**Given instruction:**
Where the word "JSON" occurs in a line, return that line.

**Figure collection entries:**
#####

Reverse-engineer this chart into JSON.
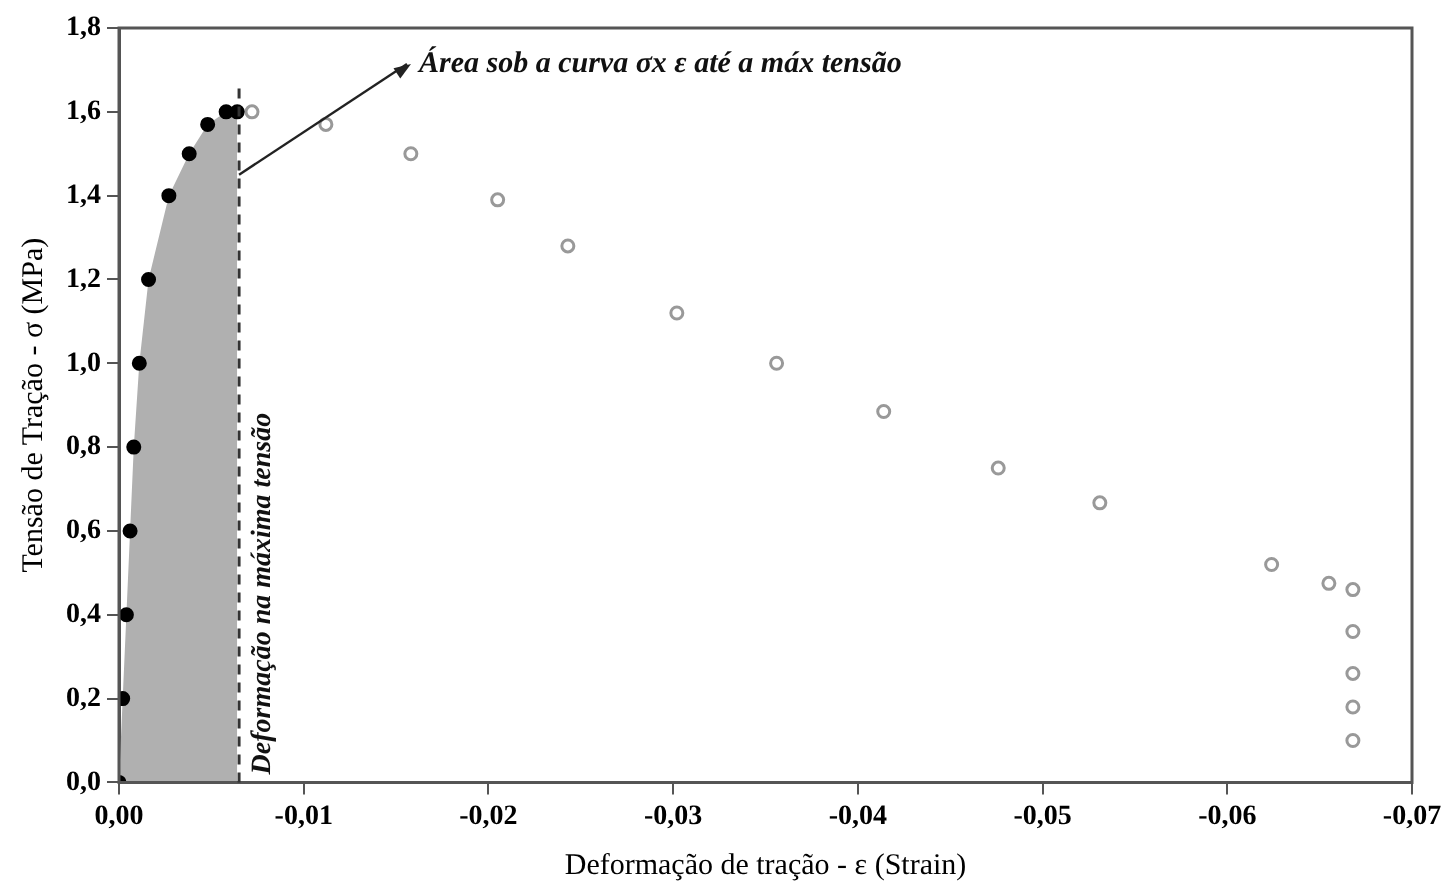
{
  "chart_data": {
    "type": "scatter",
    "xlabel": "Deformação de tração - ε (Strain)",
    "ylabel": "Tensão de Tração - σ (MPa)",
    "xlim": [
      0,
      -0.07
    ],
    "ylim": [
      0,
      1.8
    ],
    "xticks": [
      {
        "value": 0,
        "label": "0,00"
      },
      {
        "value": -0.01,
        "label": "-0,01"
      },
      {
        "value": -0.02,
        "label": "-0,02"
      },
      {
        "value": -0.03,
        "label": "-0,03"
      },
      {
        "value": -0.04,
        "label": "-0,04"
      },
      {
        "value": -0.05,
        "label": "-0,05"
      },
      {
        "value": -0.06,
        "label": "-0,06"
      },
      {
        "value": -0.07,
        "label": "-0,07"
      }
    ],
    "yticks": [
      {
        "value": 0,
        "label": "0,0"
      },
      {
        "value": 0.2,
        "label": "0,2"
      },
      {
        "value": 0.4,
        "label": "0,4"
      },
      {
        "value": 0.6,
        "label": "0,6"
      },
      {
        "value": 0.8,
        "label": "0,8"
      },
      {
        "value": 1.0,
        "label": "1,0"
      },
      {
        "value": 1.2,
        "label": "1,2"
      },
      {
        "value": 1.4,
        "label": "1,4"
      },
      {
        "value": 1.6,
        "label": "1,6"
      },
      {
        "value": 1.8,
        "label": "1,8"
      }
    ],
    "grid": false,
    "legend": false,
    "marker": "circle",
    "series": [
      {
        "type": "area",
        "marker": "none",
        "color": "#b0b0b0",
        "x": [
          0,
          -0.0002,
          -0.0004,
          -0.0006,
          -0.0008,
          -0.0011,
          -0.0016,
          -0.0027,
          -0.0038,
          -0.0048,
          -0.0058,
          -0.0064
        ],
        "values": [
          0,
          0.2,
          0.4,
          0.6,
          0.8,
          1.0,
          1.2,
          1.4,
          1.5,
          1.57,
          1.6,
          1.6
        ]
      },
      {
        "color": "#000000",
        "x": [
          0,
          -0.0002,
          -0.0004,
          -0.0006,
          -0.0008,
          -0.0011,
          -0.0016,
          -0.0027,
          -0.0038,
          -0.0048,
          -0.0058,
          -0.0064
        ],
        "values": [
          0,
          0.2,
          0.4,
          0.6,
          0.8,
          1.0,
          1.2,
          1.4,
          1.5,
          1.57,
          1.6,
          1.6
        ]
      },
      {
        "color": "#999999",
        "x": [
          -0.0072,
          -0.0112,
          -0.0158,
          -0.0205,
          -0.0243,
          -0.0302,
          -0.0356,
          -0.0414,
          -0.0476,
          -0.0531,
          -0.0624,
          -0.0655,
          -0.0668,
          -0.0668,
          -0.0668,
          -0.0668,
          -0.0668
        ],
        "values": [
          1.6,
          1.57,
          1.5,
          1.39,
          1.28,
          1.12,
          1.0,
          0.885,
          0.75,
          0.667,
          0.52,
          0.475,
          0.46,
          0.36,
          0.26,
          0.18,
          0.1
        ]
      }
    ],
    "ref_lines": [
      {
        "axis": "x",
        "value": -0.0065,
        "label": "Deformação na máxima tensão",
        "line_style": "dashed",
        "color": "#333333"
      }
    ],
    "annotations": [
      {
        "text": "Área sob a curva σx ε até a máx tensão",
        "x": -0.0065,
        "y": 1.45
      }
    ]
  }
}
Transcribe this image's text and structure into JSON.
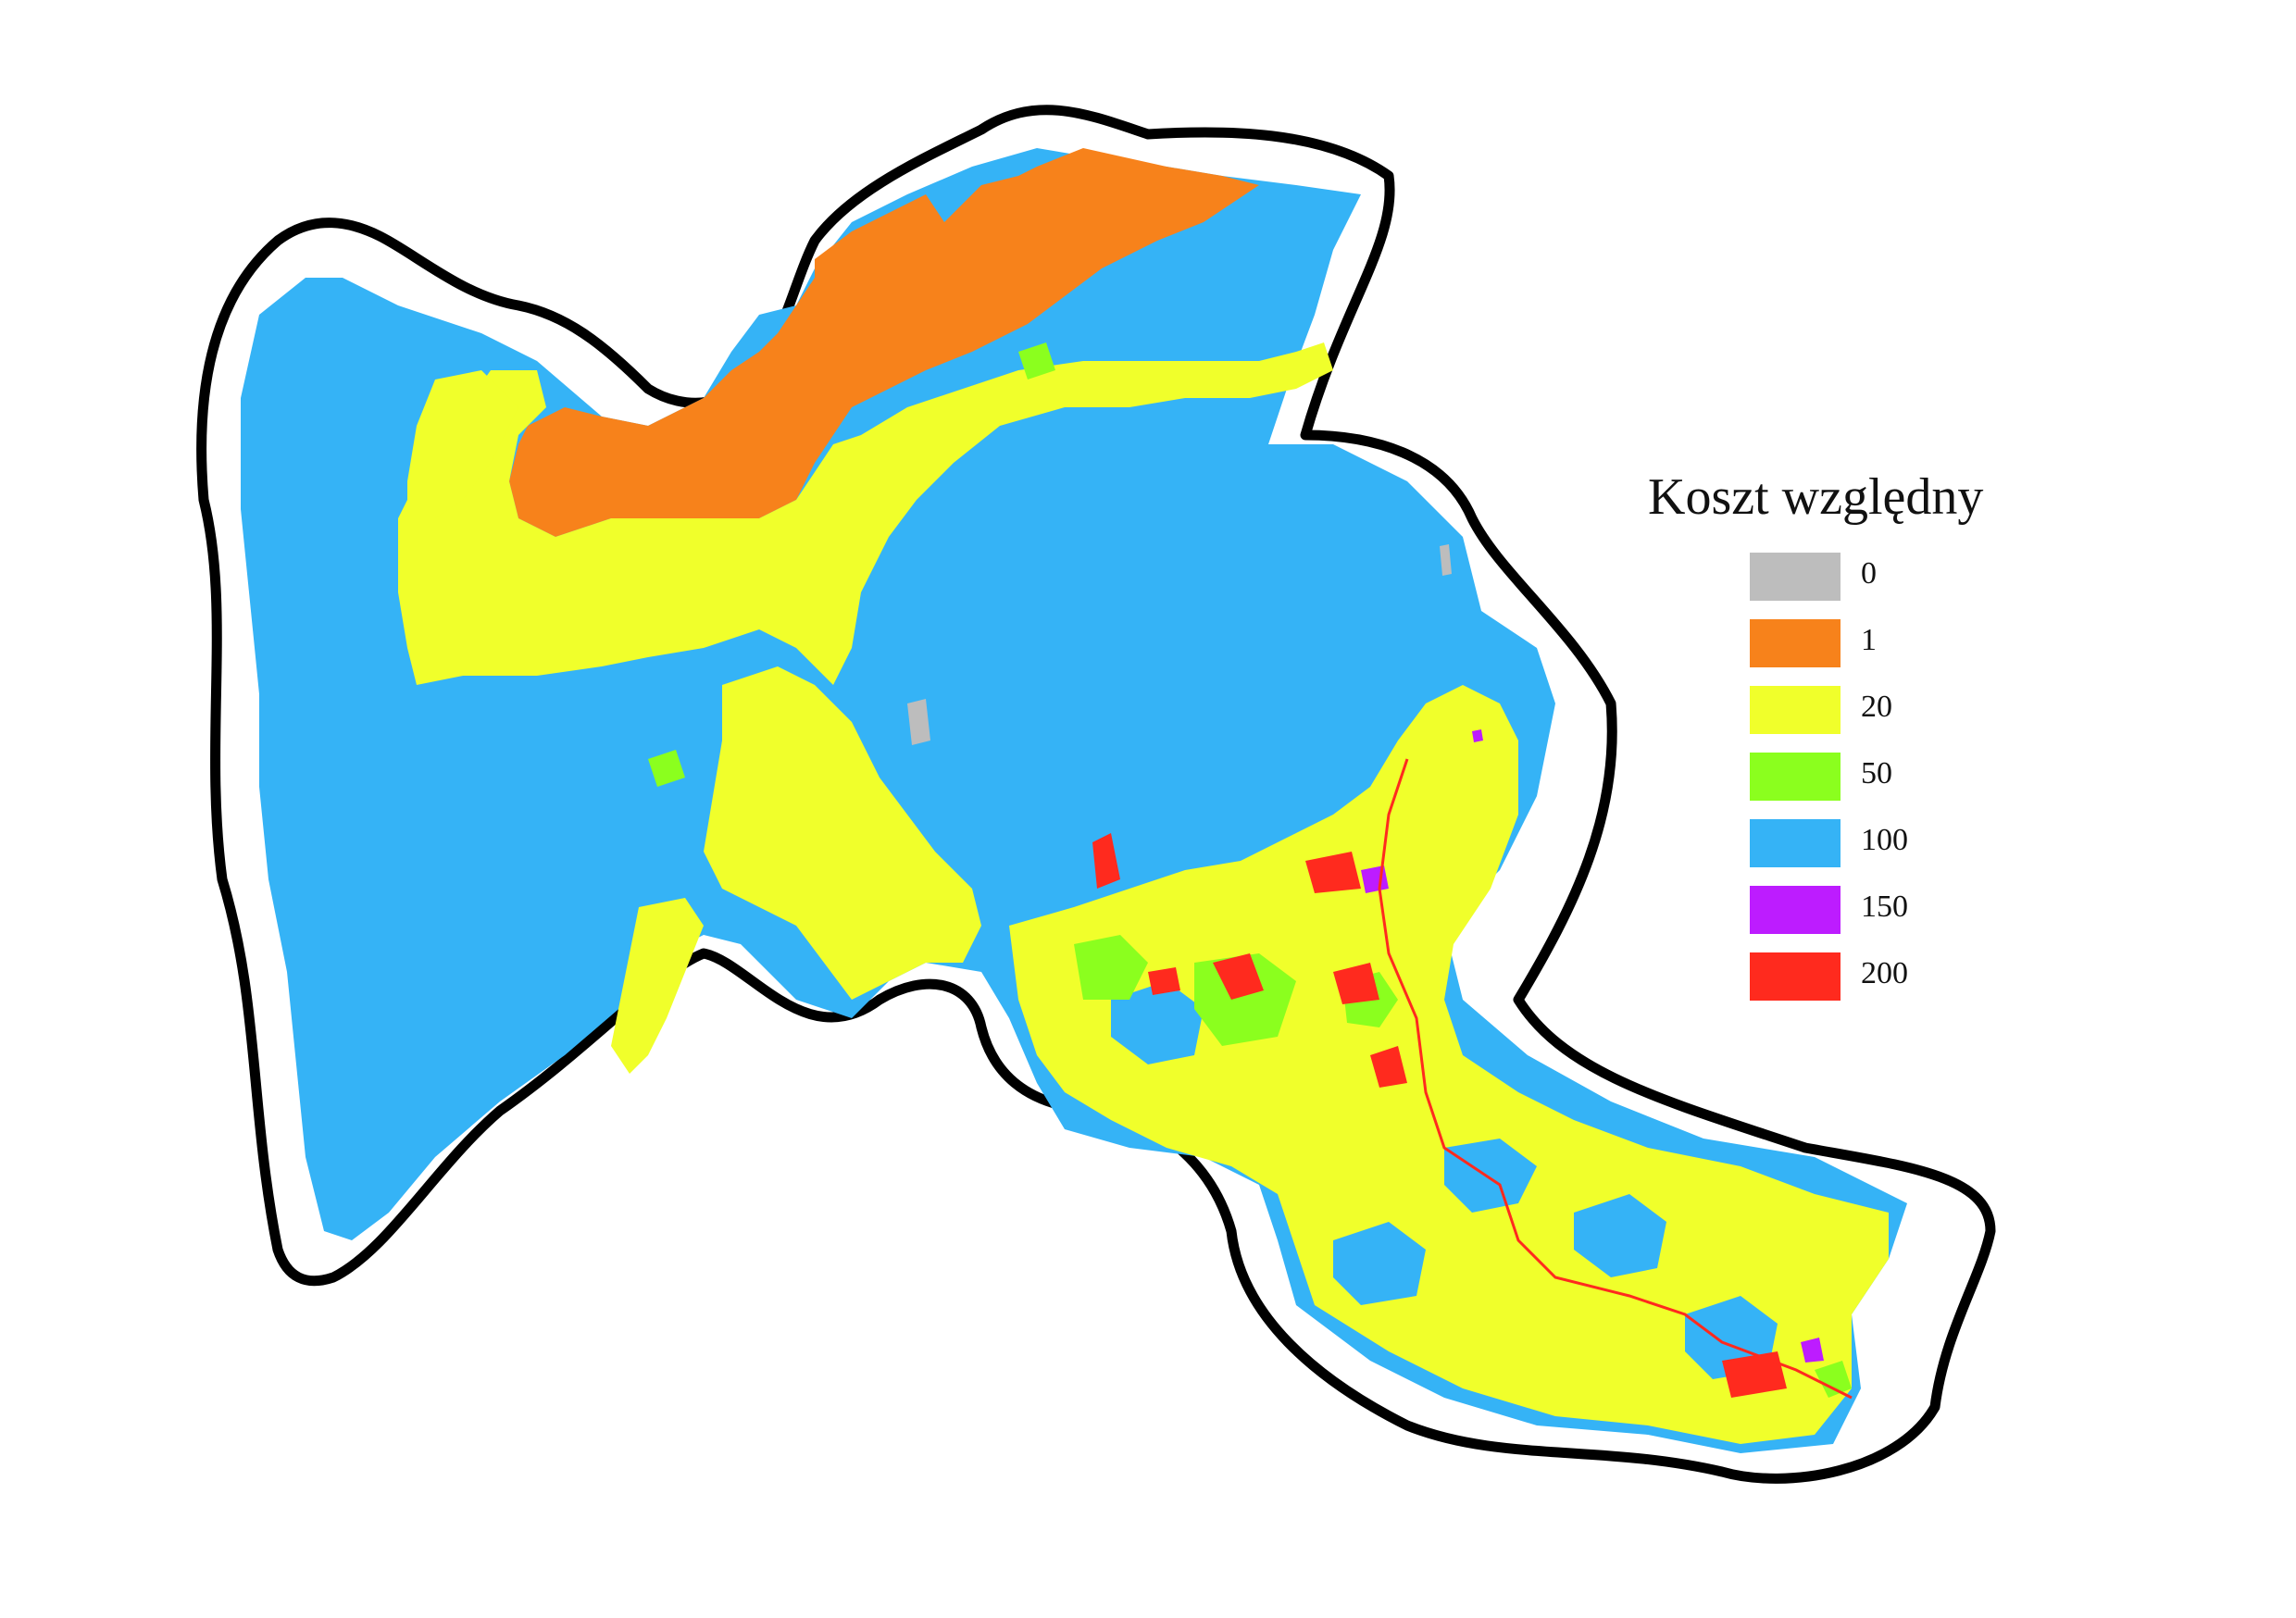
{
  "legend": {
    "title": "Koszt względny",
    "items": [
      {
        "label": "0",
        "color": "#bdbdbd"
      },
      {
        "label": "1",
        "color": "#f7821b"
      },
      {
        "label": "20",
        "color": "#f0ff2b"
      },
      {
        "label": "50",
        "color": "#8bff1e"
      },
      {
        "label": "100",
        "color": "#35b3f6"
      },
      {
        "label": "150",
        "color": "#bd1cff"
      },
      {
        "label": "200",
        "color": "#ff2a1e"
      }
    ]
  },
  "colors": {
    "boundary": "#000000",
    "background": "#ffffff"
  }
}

#####

**Result of the exercise:**
Reverse-engineer this chart into JSON.
Transcribe this image's text and structure into JSON.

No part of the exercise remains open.